** begin Data **

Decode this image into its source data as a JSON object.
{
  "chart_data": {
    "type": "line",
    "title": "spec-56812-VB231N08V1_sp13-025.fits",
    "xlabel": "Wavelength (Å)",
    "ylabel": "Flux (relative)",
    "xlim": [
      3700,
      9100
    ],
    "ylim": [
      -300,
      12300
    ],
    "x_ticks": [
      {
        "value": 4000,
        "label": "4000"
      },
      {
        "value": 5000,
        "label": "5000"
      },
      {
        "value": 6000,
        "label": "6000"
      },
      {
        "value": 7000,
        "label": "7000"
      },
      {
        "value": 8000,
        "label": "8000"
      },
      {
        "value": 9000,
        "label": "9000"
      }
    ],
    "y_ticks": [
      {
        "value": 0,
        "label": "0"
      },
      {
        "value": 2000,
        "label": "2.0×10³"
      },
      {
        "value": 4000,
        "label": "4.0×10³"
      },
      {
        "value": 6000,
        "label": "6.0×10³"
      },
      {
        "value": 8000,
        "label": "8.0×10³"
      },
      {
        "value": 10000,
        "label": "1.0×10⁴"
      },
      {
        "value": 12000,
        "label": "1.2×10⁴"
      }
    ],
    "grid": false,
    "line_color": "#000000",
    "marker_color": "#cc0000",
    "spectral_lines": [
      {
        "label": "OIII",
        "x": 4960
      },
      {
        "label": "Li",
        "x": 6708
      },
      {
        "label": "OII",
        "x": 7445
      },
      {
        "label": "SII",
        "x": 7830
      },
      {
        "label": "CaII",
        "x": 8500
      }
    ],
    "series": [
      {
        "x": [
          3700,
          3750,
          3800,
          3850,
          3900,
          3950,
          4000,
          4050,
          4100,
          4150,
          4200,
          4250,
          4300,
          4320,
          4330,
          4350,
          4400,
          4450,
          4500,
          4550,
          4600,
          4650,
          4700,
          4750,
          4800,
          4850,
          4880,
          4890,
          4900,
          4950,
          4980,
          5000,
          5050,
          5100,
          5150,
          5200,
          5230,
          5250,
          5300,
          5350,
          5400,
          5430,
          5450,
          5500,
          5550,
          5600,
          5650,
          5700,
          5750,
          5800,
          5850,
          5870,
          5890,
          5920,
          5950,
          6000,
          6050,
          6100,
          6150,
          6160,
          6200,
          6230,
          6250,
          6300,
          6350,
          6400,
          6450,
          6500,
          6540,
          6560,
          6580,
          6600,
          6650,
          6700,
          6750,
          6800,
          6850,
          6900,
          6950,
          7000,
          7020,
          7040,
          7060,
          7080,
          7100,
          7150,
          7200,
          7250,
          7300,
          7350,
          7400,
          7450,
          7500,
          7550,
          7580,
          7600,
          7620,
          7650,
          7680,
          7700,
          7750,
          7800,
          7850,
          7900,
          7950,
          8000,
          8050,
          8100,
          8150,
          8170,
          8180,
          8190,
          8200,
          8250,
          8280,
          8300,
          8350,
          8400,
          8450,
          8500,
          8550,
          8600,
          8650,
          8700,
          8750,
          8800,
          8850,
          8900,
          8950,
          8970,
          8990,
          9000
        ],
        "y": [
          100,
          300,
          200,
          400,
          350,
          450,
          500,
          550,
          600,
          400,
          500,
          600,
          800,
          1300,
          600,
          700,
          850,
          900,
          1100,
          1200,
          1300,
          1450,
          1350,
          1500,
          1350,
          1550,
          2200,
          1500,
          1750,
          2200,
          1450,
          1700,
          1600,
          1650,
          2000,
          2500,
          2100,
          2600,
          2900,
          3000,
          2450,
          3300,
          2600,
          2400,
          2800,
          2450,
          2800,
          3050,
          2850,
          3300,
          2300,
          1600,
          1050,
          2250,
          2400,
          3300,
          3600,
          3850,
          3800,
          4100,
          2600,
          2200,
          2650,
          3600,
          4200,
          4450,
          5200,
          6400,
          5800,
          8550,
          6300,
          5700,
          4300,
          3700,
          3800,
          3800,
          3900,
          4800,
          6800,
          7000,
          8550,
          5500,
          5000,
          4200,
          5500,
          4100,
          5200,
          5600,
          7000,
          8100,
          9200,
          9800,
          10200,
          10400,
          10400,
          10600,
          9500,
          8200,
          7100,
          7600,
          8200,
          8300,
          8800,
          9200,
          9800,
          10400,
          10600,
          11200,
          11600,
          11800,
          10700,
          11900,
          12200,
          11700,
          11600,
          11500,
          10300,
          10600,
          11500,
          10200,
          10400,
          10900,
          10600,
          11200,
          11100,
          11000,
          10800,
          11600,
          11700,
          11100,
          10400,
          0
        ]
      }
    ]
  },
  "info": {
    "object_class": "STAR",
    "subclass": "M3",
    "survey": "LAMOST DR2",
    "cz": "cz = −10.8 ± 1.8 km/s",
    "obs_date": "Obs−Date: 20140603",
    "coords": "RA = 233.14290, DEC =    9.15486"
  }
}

** end Data **

### What to do:
Without changing a word, restate the whole listing.

### Solved exercise:
Decode this image into its source data as a JSON object.
{
  "chart_data": {
    "type": "line",
    "title": "spec-56812-VB231N08V1_sp13-025.fits",
    "xlabel": "Wavelength (Å)",
    "ylabel": "Flux (relative)",
    "xlim": [
      3700,
      9100
    ],
    "ylim": [
      -300,
      12300
    ],
    "x_ticks": [
      {
        "value": 4000,
        "label": "4000"
      },
      {
        "value": 5000,
        "label": "5000"
      },
      {
        "value": 6000,
        "label": "6000"
      },
      {
        "value": 7000,
        "label": "7000"
      },
      {
        "value": 8000,
        "label": "8000"
      },
      {
        "value": 9000,
        "label": "9000"
      }
    ],
    "y_ticks": [
      {
        "value": 0,
        "label": "0"
      },
      {
        "value": 2000,
        "label": "2.0×10³"
      },
      {
        "value": 4000,
        "label": "4.0×10³"
      },
      {
        "value": 6000,
        "label": "6.0×10³"
      },
      {
        "value": 8000,
        "label": "8.0×10³"
      },
      {
        "value": 10000,
        "label": "1.0×10⁴"
      },
      {
        "value": 12000,
        "label": "1.2×10⁴"
      }
    ],
    "grid": false,
    "line_color": "#000000",
    "marker_color": "#cc0000",
    "spectral_lines": [
      {
        "label": "OIII",
        "x": 4960
      },
      {
        "label": "Li",
        "x": 6708
      },
      {
        "label": "OII",
        "x": 7445
      },
      {
        "label": "SII",
        "x": 7830
      },
      {
        "label": "CaII",
        "x": 8500
      }
    ],
    "series": [
      {
        "x": [
          3700,
          3750,
          3800,
          3850,
          3900,
          3950,
          4000,
          4050,
          4100,
          4150,
          4200,
          4250,
          4300,
          4320,
          4330,
          4350,
          4400,
          4450,
          4500,
          4550,
          4600,
          4650,
          4700,
          4750,
          4800,
          4850,
          4880,
          4890,
          4900,
          4950,
          4980,
          5000,
          5050,
          5100,
          5150,
          5200,
          5230,
          5250,
          5300,
          5350,
          5400,
          5430,
          5450,
          5500,
          5550,
          5600,
          5650,
          5700,
          5750,
          5800,
          5850,
          5870,
          5890,
          5920,
          5950,
          6000,
          6050,
          6100,
          6150,
          6160,
          6200,
          6230,
          6250,
          6300,
          6350,
          6400,
          6450,
          6500,
          6540,
          6560,
          6580,
          6600,
          6650,
          6700,
          6750,
          6800,
          6850,
          6900,
          6950,
          7000,
          7020,
          7040,
          7060,
          7080,
          7100,
          7150,
          7200,
          7250,
          7300,
          7350,
          7400,
          7450,
          7500,
          7550,
          7580,
          7600,
          7620,
          7650,
          7680,
          7700,
          7750,
          7800,
          7850,
          7900,
          7950,
          8000,
          8050,
          8100,
          8150,
          8170,
          8180,
          8190,
          8200,
          8250,
          8280,
          8300,
          8350,
          8400,
          8450,
          8500,
          8550,
          8600,
          8650,
          8700,
          8750,
          8800,
          8850,
          8900,
          8950,
          8970,
          8990,
          9000
        ],
        "y": [
          100,
          300,
          200,
          400,
          350,
          450,
          500,
          550,
          600,
          400,
          500,
          600,
          800,
          1300,
          600,
          700,
          850,
          900,
          1100,
          1200,
          1300,
          1450,
          1350,
          1500,
          1350,
          1550,
          2200,
          1500,
          1750,
          2200,
          1450,
          1700,
          1600,
          1650,
          2000,
          2500,
          2100,
          2600,
          2900,
          3000,
          2450,
          3300,
          2600,
          2400,
          2800,
          2450,
          2800,
          3050,
          2850,
          3300,
          2300,
          1600,
          1050,
          2250,
          2400,
          3300,
          3600,
          3850,
          3800,
          4100,
          2600,
          2200,
          2650,
          3600,
          4200,
          4450,
          5200,
          6400,
          5800,
          8550,
          6300,
          5700,
          4300,
          3700,
          3800,
          3800,
          3900,
          4800,
          6800,
          7000,
          8550,
          5500,
          5000,
          4200,
          5500,
          4100,
          5200,
          5600,
          7000,
          8100,
          9200,
          9800,
          10200,
          10400,
          10400,
          10600,
          9500,
          8200,
          7100,
          7600,
          8200,
          8300,
          8800,
          9200,
          9800,
          10400,
          10600,
          11200,
          11600,
          11800,
          10700,
          11900,
          12200,
          11700,
          11600,
          11500,
          10300,
          10600,
          11500,
          10200,
          10400,
          10900,
          10600,
          11200,
          11100,
          11000,
          10800,
          11600,
          11700,
          11100,
          10400,
          0
        ]
      }
    ]
  },
  "info": {
    "object_class": "STAR",
    "subclass": "M3",
    "survey": "LAMOST DR2",
    "cz": "cz = −10.8 ± 1.8 km/s",
    "obs_date": "Obs−Date: 20140603",
    "coords": "RA = 233.14290, DEC =    9.15486"
  }
}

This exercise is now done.